Records from a collection:
---------------
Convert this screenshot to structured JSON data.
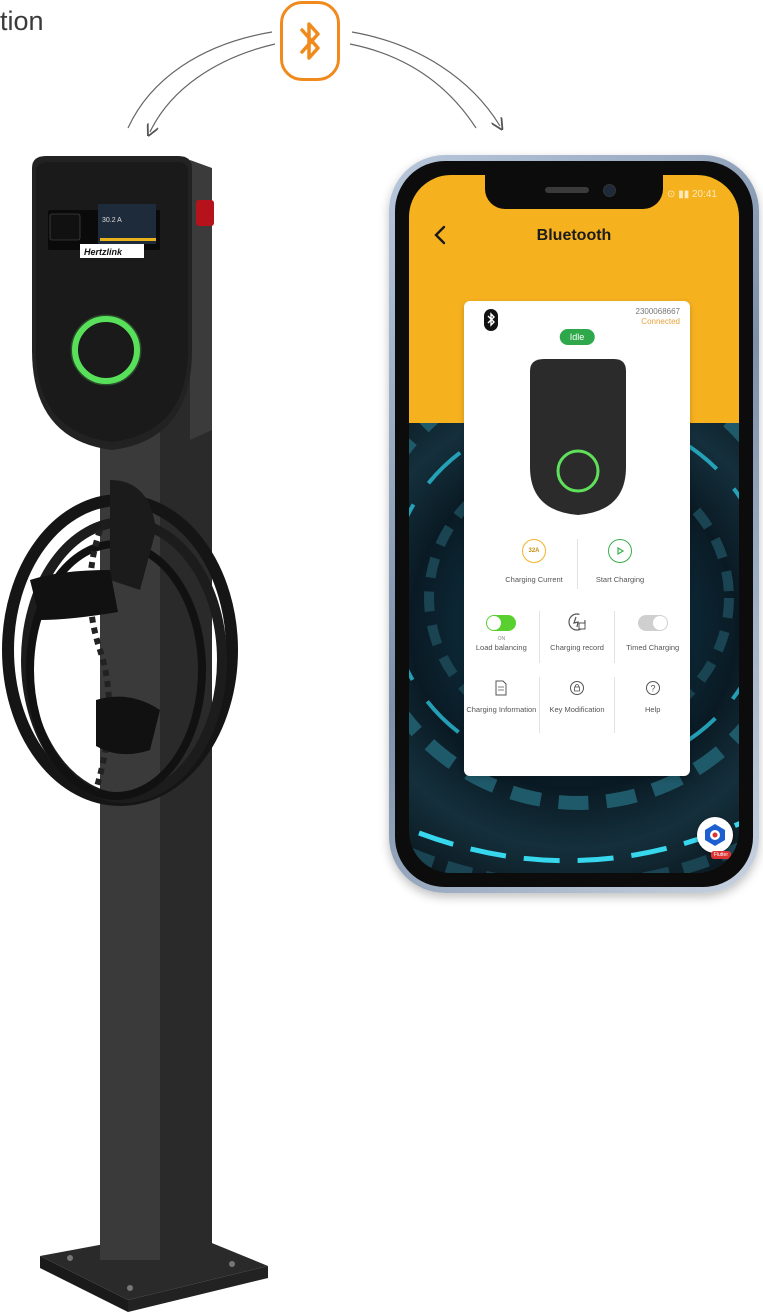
{
  "caption": {
    "text": "tion"
  },
  "bluetooth_badge": {
    "icon": "bluetooth-icon",
    "color": "#f08a1c"
  },
  "charger": {
    "brand": "Hertzlink",
    "display_reading": "30.2 A",
    "ring_color": "#58e05a"
  },
  "phone": {
    "status_text": "⊙ ▮▮ 20:41",
    "app": {
      "title": "Bluetooth",
      "back_icon": "chevron-left-icon",
      "card": {
        "serial": "2300068667",
        "connection": "Connected",
        "status_badge": "Idle",
        "actions": [
          {
            "label": "Charging Current",
            "icon_text": "32A"
          },
          {
            "label": "Start Charging",
            "icon": "play-icon"
          }
        ],
        "toggles": [
          {
            "label": "Load balancing",
            "sub": "ON",
            "state": "on"
          },
          {
            "label": "Charging record",
            "icon": "charging-record-icon"
          },
          {
            "label": "Timed Charging",
            "state": "off"
          }
        ],
        "menu": [
          {
            "label": "Charging Information",
            "icon": "document-icon"
          },
          {
            "label": "Key Modification",
            "icon": "lock-icon"
          },
          {
            "label": "Help",
            "icon": "question-icon"
          }
        ]
      },
      "badge": {
        "label": "Flutter"
      }
    }
  },
  "colors": {
    "accent": "#f6b11f",
    "active": "#2ea84b",
    "toggle_on": "#58d030"
  }
}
---------------
**Given problem:** Reproduce the whole listing above word for word, but not its pictures.

**Task solution:**
Convert this screenshot to structured JSON data.
{
  "caption": {
    "text": "tion"
  },
  "bluetooth_badge": {
    "icon": "bluetooth-icon",
    "color": "#f08a1c"
  },
  "charger": {
    "brand": "Hertzlink",
    "display_reading": "30.2 A",
    "ring_color": "#58e05a"
  },
  "phone": {
    "status_text": "⊙ ▮▮ 20:41",
    "app": {
      "title": "Bluetooth",
      "back_icon": "chevron-left-icon",
      "card": {
        "serial": "2300068667",
        "connection": "Connected",
        "status_badge": "Idle",
        "actions": [
          {
            "label": "Charging Current",
            "icon_text": "32A"
          },
          {
            "label": "Start Charging",
            "icon": "play-icon"
          }
        ],
        "toggles": [
          {
            "label": "Load balancing",
            "sub": "ON",
            "state": "on"
          },
          {
            "label": "Charging record",
            "icon": "charging-record-icon"
          },
          {
            "label": "Timed Charging",
            "state": "off"
          }
        ],
        "menu": [
          {
            "label": "Charging Information",
            "icon": "document-icon"
          },
          {
            "label": "Key Modification",
            "icon": "lock-icon"
          },
          {
            "label": "Help",
            "icon": "question-icon"
          }
        ]
      },
      "badge": {
        "label": "Flutter"
      }
    }
  },
  "colors": {
    "accent": "#f6b11f",
    "active": "#2ea84b",
    "toggle_on": "#58d030"
  }
}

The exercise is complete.